### What you are asked to do
Your task is to copy the material exactly.

### The input
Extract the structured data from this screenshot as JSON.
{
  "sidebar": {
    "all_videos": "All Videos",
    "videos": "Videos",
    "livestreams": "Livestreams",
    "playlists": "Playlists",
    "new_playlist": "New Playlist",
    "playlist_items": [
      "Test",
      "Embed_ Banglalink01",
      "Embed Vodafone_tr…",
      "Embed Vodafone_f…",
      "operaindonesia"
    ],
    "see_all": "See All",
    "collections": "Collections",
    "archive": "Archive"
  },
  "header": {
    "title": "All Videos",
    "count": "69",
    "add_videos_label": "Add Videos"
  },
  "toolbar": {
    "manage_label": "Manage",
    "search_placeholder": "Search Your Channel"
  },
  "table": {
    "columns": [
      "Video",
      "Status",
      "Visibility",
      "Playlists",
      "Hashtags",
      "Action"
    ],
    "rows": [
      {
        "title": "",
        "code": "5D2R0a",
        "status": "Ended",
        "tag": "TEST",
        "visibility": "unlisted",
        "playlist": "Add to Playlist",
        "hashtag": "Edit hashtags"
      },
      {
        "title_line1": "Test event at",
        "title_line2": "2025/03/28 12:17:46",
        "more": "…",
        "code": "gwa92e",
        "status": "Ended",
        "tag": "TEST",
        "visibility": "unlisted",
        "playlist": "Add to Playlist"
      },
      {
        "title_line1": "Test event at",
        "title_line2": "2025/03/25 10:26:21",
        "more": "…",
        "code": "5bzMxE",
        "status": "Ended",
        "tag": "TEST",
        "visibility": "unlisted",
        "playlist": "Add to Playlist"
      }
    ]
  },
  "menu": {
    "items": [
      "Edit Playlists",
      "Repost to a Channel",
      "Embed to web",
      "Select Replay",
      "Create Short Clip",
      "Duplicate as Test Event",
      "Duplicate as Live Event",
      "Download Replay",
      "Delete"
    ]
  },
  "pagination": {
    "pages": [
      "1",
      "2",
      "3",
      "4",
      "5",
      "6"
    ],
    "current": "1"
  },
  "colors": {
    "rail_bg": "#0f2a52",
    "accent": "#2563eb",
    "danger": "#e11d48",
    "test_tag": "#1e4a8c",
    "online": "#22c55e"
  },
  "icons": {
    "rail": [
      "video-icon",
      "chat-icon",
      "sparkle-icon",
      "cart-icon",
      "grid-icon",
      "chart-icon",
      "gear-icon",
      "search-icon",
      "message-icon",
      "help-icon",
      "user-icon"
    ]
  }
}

### The answer
Extract the structured data from this screenshot as JSON.
{
  "sidebar": {
    "all_videos": "All Videos",
    "videos": "Videos",
    "livestreams": "Livestreams",
    "playlists": "Playlists",
    "new_playlist": "New Playlist",
    "playlist_items": [
      "Test",
      "Embed_ Banglalink01",
      "Embed Vodafone_tr…",
      "Embed Vodafone_f…",
      "operaindonesia"
    ],
    "see_all": "See All",
    "collections": "Collections",
    "archive": "Archive"
  },
  "header": {
    "title": "All Videos",
    "count": "69",
    "add_videos_label": "Add Videos"
  },
  "toolbar": {
    "manage_label": "Manage",
    "search_placeholder": "Search Your Channel"
  },
  "table": {
    "columns": [
      "Video",
      "Status",
      "Visibility",
      "Playlists",
      "Hashtags",
      "Action"
    ],
    "rows": [
      {
        "title": "",
        "code": "5D2R0a",
        "status": "Ended",
        "tag": "TEST",
        "visibility": "unlisted",
        "playlist": "Add to Playlist",
        "hashtag": "Edit hashtags"
      },
      {
        "title_line1": "Test event at",
        "title_line2": "2025/03/28 12:17:46",
        "more": "…",
        "code": "gwa92e",
        "status": "Ended",
        "tag": "TEST",
        "visibility": "unlisted",
        "playlist": "Add to Playlist"
      },
      {
        "title_line1": "Test event at",
        "title_line2": "2025/03/25 10:26:21",
        "more": "…",
        "code": "5bzMxE",
        "status": "Ended",
        "tag": "TEST",
        "visibility": "unlisted",
        "playlist": "Add to Playlist"
      }
    ]
  },
  "menu": {
    "items": [
      "Edit Playlists",
      "Repost to a Channel",
      "Embed to web",
      "Select Replay",
      "Create Short Clip",
      "Duplicate as Test Event",
      "Duplicate as Live Event",
      "Download Replay",
      "Delete"
    ]
  },
  "pagination": {
    "pages": [
      "1",
      "2",
      "3",
      "4",
      "5",
      "6"
    ],
    "current": "1"
  },
  "colors": {
    "rail_bg": "#0f2a52",
    "accent": "#2563eb",
    "danger": "#e11d48",
    "test_tag": "#1e4a8c",
    "online": "#22c55e"
  },
  "icons": {
    "rail": [
      "video-icon",
      "chat-icon",
      "sparkle-icon",
      "cart-icon",
      "grid-icon",
      "chart-icon",
      "gear-icon",
      "search-icon",
      "message-icon",
      "help-icon",
      "user-icon"
    ]
  }
}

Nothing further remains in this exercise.